> **PROVIDED ENTRIES**:
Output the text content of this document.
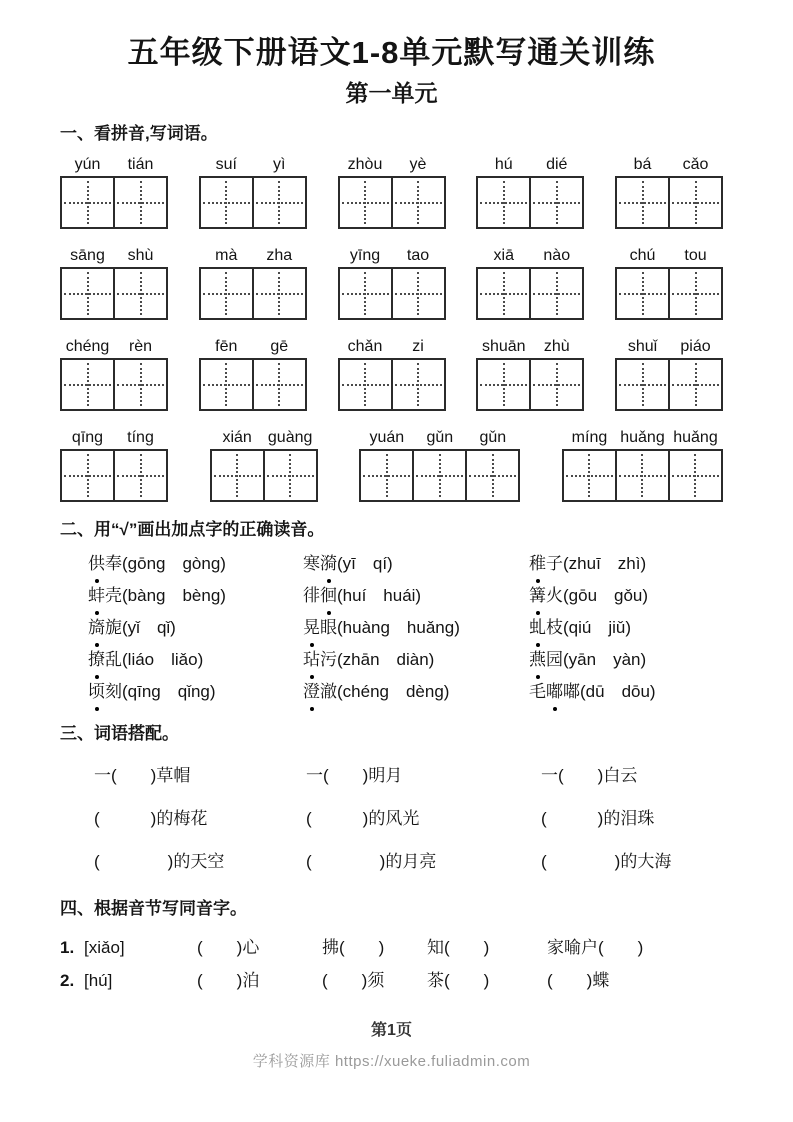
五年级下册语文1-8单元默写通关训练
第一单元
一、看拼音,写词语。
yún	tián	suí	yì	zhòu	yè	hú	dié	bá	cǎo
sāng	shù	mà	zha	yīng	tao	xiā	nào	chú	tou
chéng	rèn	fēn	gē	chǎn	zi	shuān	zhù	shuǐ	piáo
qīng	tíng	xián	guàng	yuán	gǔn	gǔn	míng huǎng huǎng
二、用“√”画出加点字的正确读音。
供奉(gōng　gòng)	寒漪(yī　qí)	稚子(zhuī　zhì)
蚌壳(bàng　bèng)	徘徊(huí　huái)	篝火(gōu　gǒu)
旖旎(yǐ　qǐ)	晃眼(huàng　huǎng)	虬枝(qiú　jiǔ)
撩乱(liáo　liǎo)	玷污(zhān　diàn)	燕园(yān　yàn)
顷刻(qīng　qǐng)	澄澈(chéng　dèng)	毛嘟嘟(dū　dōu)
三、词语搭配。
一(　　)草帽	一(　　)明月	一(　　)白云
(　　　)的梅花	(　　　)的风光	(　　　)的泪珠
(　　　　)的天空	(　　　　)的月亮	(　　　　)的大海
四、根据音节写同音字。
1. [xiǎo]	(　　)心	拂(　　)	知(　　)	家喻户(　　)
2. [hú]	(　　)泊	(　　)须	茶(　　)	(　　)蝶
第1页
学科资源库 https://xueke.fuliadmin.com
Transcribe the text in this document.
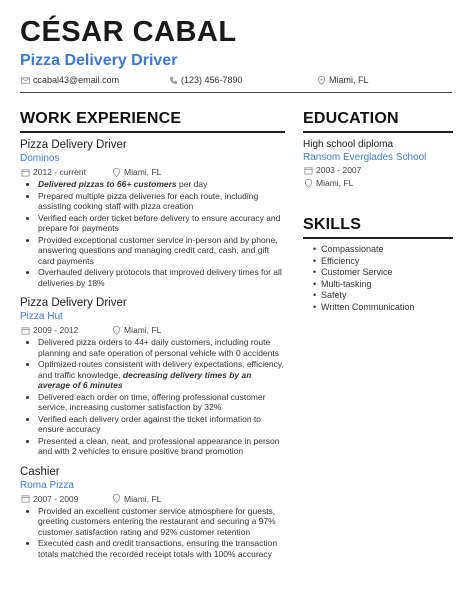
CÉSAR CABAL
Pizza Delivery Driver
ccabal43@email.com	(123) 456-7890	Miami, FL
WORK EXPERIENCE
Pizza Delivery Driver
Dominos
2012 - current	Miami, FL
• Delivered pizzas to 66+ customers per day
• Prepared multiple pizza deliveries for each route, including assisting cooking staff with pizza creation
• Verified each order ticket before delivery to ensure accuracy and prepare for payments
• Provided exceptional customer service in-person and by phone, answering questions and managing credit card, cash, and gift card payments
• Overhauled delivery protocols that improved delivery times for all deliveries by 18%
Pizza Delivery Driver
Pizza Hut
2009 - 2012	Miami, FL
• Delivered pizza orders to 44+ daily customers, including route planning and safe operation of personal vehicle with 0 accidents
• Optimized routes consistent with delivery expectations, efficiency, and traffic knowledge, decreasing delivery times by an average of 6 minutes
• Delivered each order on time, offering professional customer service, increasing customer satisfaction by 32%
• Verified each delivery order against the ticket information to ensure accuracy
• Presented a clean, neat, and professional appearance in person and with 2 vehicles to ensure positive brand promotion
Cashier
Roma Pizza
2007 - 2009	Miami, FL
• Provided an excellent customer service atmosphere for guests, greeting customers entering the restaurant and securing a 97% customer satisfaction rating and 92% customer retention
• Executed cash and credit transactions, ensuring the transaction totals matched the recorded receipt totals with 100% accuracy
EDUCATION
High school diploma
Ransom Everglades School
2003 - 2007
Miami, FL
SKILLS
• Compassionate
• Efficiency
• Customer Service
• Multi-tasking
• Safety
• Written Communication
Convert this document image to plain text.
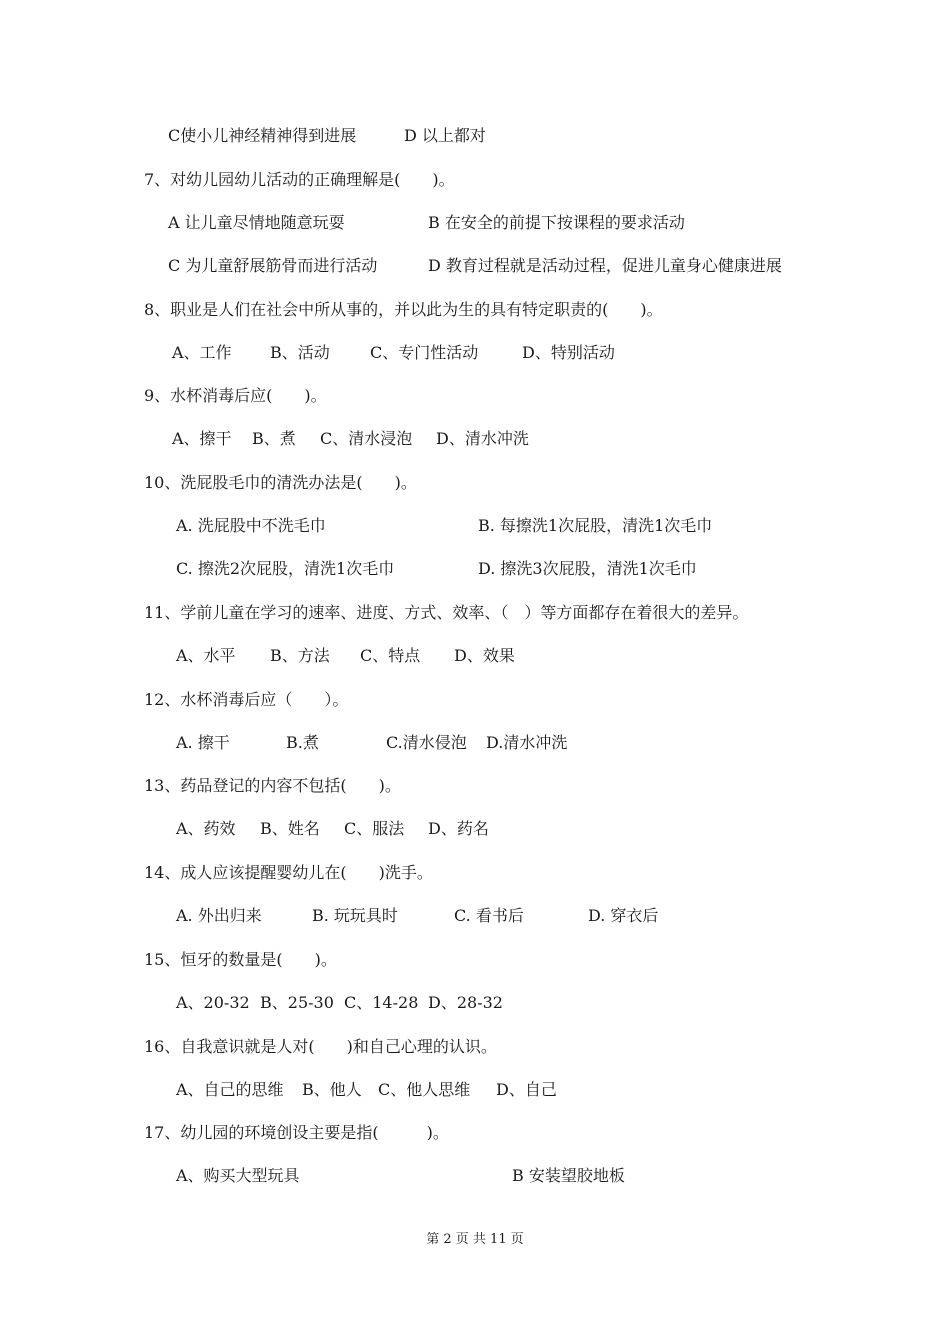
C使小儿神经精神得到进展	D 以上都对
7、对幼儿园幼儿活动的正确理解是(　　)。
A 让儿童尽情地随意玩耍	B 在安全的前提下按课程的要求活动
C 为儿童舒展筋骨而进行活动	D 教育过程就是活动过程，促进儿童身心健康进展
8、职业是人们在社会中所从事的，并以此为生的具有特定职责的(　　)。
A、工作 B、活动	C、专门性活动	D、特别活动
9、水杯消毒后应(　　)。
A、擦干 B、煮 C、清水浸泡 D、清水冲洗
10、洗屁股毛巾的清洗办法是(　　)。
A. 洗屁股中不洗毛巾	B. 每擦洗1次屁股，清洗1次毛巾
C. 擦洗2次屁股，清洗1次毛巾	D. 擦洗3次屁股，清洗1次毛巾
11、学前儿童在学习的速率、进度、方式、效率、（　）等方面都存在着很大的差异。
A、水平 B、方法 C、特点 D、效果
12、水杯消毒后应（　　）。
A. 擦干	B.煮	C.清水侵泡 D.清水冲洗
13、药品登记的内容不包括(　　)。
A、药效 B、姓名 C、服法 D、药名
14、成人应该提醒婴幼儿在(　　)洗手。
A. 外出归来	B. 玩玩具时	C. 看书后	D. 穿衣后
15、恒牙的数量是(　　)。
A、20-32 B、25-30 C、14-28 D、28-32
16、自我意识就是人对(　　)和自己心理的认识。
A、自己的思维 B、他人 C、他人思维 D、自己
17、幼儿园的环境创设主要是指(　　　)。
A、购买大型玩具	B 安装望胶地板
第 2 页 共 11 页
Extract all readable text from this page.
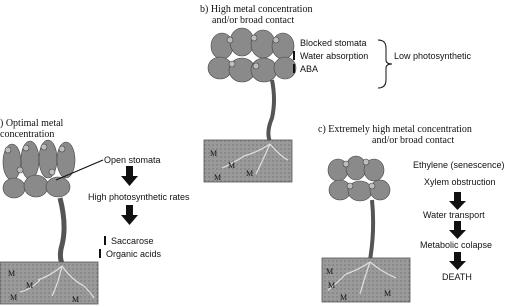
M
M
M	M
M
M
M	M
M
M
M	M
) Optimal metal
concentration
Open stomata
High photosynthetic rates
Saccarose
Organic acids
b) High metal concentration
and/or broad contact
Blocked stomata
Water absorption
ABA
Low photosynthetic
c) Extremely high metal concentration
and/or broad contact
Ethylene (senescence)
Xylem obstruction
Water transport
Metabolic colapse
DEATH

> **WHAT IS ASKED**:
Locate "Extract all readable text from this page." in the entries above. Copy, exactly and only, the lines from that line to the end, leaving out the pictures.

> **COMPLETED TASK**:
Extract all readable text from this page.
M
M
M	M
M
M
M	M
M
M
M	M
) Optimal metal
concentration
Open stomata
High photosynthetic rates
Saccarose
Organic acids
b) High metal concentration
and/or broad contact
Blocked stomata
Water absorption
ABA
Low photosynthetic
c) Extremely high metal concentration
and/or broad contact
Ethylene (senescence)
Xylem obstruction
Water transport
Metabolic colapse
DEATH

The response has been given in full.